**OBJECTIVE**
Quote the listing below in full and exactly as written, but omit every picture.

**SUPPLIED DATA**
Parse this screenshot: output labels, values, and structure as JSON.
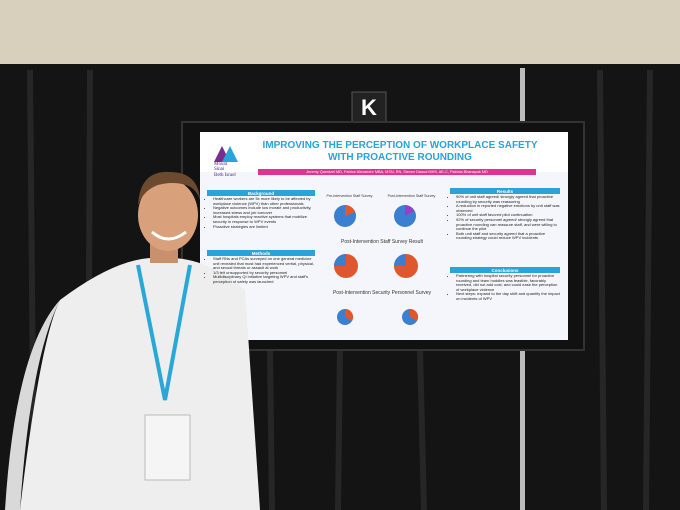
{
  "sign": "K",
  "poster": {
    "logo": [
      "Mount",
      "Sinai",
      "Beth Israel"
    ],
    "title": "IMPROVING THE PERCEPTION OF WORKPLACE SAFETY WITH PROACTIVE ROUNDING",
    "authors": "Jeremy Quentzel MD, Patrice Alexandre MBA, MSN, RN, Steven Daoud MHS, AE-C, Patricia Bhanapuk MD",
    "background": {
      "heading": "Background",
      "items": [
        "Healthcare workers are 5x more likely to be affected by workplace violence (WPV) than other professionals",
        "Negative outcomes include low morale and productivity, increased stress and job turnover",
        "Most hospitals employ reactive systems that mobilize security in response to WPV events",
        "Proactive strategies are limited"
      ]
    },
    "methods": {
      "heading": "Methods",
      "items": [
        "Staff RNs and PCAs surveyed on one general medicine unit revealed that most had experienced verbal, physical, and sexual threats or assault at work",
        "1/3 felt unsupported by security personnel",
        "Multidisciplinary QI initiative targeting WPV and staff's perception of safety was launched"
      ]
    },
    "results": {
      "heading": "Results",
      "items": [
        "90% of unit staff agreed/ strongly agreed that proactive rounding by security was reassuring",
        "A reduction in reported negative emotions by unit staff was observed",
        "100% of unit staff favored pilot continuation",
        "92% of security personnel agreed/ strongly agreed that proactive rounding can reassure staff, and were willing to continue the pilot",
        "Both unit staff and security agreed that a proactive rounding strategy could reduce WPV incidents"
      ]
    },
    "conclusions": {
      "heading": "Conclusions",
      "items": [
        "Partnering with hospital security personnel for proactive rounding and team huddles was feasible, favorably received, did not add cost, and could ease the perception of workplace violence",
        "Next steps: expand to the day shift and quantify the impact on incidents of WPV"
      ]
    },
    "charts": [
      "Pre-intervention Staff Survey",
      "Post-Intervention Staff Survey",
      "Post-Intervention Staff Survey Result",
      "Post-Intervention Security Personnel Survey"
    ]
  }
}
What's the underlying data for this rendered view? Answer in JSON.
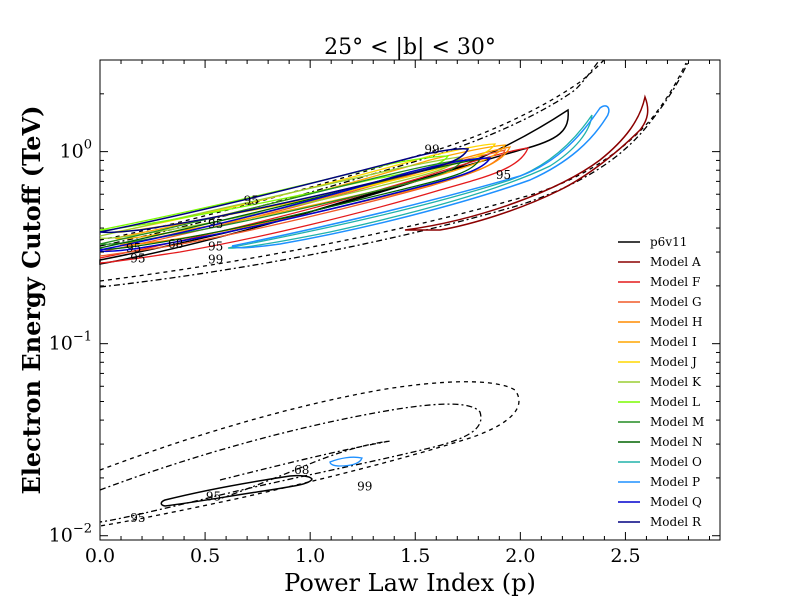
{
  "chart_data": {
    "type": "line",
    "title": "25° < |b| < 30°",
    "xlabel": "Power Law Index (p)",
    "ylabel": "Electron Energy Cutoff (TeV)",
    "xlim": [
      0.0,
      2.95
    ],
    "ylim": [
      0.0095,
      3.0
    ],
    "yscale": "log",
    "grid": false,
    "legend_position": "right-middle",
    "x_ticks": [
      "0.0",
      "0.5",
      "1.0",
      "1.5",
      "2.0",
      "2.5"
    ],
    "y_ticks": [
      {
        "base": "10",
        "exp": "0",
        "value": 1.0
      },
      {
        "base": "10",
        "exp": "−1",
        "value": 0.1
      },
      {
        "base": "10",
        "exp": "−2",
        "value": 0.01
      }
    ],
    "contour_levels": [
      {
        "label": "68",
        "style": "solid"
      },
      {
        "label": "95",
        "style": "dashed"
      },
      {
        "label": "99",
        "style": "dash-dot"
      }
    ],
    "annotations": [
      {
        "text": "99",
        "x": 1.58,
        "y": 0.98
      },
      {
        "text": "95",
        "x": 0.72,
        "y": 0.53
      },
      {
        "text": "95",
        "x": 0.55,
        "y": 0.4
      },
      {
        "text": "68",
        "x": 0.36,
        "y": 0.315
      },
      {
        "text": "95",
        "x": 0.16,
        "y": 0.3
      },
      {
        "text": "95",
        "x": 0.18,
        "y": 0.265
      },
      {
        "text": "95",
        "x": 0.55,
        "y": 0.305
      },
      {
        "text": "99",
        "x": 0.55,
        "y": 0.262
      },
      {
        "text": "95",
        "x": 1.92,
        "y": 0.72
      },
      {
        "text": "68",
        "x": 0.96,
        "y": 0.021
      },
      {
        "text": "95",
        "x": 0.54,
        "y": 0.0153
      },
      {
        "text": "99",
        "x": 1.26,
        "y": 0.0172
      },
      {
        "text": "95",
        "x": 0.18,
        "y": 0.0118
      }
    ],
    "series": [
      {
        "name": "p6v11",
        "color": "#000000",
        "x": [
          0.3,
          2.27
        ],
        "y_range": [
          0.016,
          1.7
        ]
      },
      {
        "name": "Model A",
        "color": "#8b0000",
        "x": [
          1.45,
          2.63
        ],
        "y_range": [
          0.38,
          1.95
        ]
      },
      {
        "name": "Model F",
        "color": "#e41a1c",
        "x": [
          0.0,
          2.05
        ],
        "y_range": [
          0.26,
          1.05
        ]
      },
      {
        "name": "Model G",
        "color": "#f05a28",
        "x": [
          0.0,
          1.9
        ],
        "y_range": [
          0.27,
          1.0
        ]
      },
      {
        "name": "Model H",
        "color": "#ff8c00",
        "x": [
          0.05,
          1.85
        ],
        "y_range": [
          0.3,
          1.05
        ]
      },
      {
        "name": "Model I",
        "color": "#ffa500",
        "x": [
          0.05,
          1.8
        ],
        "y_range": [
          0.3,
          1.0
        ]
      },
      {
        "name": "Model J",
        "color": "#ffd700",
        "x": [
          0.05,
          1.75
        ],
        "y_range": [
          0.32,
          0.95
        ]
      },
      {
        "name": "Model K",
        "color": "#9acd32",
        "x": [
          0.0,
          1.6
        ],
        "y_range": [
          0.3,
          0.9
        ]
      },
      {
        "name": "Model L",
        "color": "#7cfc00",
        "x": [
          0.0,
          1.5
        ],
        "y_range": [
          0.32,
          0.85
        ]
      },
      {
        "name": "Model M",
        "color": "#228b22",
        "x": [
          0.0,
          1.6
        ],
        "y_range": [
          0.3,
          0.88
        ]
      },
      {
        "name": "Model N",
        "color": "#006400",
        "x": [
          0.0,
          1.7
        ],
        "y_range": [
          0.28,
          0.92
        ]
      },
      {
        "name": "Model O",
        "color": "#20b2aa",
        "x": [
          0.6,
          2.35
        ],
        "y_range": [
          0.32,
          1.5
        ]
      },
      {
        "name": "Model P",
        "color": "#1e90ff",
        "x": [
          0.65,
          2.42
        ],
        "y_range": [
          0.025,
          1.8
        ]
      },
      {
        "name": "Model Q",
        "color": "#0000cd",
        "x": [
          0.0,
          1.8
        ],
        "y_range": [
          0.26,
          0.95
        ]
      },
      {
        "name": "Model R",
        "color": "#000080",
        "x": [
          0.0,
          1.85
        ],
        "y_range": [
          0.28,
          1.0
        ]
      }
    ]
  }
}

**THE SOLUTION**
Parse this screenshot: output labels, values, and structure as JSON.
{
  "sign": "K",
  "poster": {
    "logo": [
      "Mount",
      "Sinai",
      "Beth Israel"
    ],
    "title": "IMPROVING THE PERCEPTION OF WORKPLACE SAFETY WITH PROACTIVE ROUNDING",
    "authors": "Jeremy Quentzel MD, Patrice Alexandre MBA, MSN, RN, Steven Daoud MHS, AE-C, Patricia Bhanapuk MD",
    "background": {
      "heading": "Background",
      "items": [
        "Healthcare workers are 5x more likely to be affected by workplace violence (WPV) than other professionals",
        "Negative outcomes include low morale and productivity, increased stress and job turnover",
        "Most hospitals employ reactive systems that mobilize security in response to WPV events",
        "Proactive strategies are limited"
      ]
    },
    "methods": {
      "heading": "Methods",
      "items": [
        "Staff RNs and PCAs surveyed on one general medicine unit revealed that most had experienced verbal, physical, and sexual threats or assault at work",
        "1/3 felt unsupported by security personnel",
        "Multidisciplinary QI initiative targeting WPV and staff's perception of safety was launched"
      ]
    },
    "results": {
      "heading": "Results",
      "items": [
        "90% of unit staff agreed/ strongly agreed that proactive rounding by security was reassuring",
        "A reduction in reported negative emotions by unit staff was observed",
        "100% of unit staff favored pilot continuation",
        "92% of security personnel agreed/ strongly agreed that proactive rounding can reassure staff, and were willing to continue the pilot",
        "Both unit staff and security agreed that a proactive rounding strategy could reduce WPV incidents"
      ]
    },
    "conclusions": {
      "heading": "Conclusions",
      "items": [
        "Partnering with hospital security personnel for proactive rounding and team huddles was feasible, favorably received, did not add cost, and could ease the perception of workplace violence",
        "Next steps: expand to the day shift and quantify the impact on incidents of WPV"
      ]
    },
    "charts": [
      "Pre-intervention Staff Survey",
      "Post-Intervention Staff Survey",
      "Post-Intervention Staff Survey Result",
      "Post-Intervention Security Personnel Survey"
    ]
  }
}
What's the underlying data for this rendered view? Answer in JSON.
{
  "chart_data": {
    "type": "line",
    "title": "25° < |b| < 30°",
    "xlabel": "Power Law Index (p)",
    "ylabel": "Electron Energy Cutoff (TeV)",
    "xlim": [
      0.0,
      2.95
    ],
    "ylim": [
      0.0095,
      3.0
    ],
    "yscale": "log",
    "grid": false,
    "legend_position": "right-middle",
    "x_ticks": [
      "0.0",
      "0.5",
      "1.0",
      "1.5",
      "2.0",
      "2.5"
    ],
    "y_ticks": [
      {
        "base": "10",
        "exp": "0",
        "value": 1.0
      },
      {
        "base": "10",
        "exp": "−1",
        "value": 0.1
      },
      {
        "base": "10",
        "exp": "−2",
        "value": 0.01
      }
    ],
    "contour_levels": [
      {
        "label": "68",
        "style": "solid"
      },
      {
        "label": "95",
        "style": "dashed"
      },
      {
        "label": "99",
        "style": "dash-dot"
      }
    ],
    "annotations": [
      {
        "text": "99",
        "x": 1.58,
        "y": 0.98
      },
      {
        "text": "95",
        "x": 0.72,
        "y": 0.53
      },
      {
        "text": "95",
        "x": 0.55,
        "y": 0.4
      },
      {
        "text": "68",
        "x": 0.36,
        "y": 0.315
      },
      {
        "text": "95",
        "x": 0.16,
        "y": 0.3
      },
      {
        "text": "95",
        "x": 0.18,
        "y": 0.265
      },
      {
        "text": "95",
        "x": 0.55,
        "y": 0.305
      },
      {
        "text": "99",
        "x": 0.55,
        "y": 0.262
      },
      {
        "text": "95",
        "x": 1.92,
        "y": 0.72
      },
      {
        "text": "68",
        "x": 0.96,
        "y": 0.021
      },
      {
        "text": "95",
        "x": 0.54,
        "y": 0.0153
      },
      {
        "text": "99",
        "x": 1.26,
        "y": 0.0172
      },
      {
        "text": "95",
        "x": 0.18,
        "y": 0.0118
      }
    ],
    "series": [
      {
        "name": "p6v11",
        "color": "#000000",
        "x": [
          0.3,
          2.27
        ],
        "y_range": [
          0.016,
          1.7
        ]
      },
      {
        "name": "Model A",
        "color": "#8b0000",
        "x": [
          1.45,
          2.63
        ],
        "y_range": [
          0.38,
          1.95
        ]
      },
      {
        "name": "Model F",
        "color": "#e41a1c",
        "x": [
          0.0,
          2.05
        ],
        "y_range": [
          0.26,
          1.05
        ]
      },
      {
        "name": "Model G",
        "color": "#f05a28",
        "x": [
          0.0,
          1.9
        ],
        "y_range": [
          0.27,
          1.0
        ]
      },
      {
        "name": "Model H",
        "color": "#ff8c00",
        "x": [
          0.05,
          1.85
        ],
        "y_range": [
          0.3,
          1.05
        ]
      },
      {
        "name": "Model I",
        "color": "#ffa500",
        "x": [
          0.05,
          1.8
        ],
        "y_range": [
          0.3,
          1.0
        ]
      },
      {
        "name": "Model J",
        "color": "#ffd700",
        "x": [
          0.05,
          1.75
        ],
        "y_range": [
          0.32,
          0.95
        ]
      },
      {
        "name": "Model K",
        "color": "#9acd32",
        "x": [
          0.0,
          1.6
        ],
        "y_range": [
          0.3,
          0.9
        ]
      },
      {
        "name": "Model L",
        "color": "#7cfc00",
        "x": [
          0.0,
          1.5
        ],
        "y_range": [
          0.32,
          0.85
        ]
      },
      {
        "name": "Model M",
        "color": "#228b22",
        "x": [
          0.0,
          1.6
        ],
        "y_range": [
          0.3,
          0.88
        ]
      },
      {
        "name": "Model N",
        "color": "#006400",
        "x": [
          0.0,
          1.7
        ],
        "y_range": [
          0.28,
          0.92
        ]
      },
      {
        "name": "Model O",
        "color": "#20b2aa",
        "x": [
          0.6,
          2.35
        ],
        "y_range": [
          0.32,
          1.5
        ]
      },
      {
        "name": "Model P",
        "color": "#1e90ff",
        "x": [
          0.65,
          2.42
        ],
        "y_range": [
          0.025,
          1.8
        ]
      },
      {
        "name": "Model Q",
        "color": "#0000cd",
        "x": [
          0.0,
          1.8
        ],
        "y_range": [
          0.26,
          0.95
        ]
      },
      {
        "name": "Model R",
        "color": "#000080",
        "x": [
          0.0,
          1.85
        ],
        "y_range": [
          0.28,
          1.0
        ]
      }
    ]
  }
}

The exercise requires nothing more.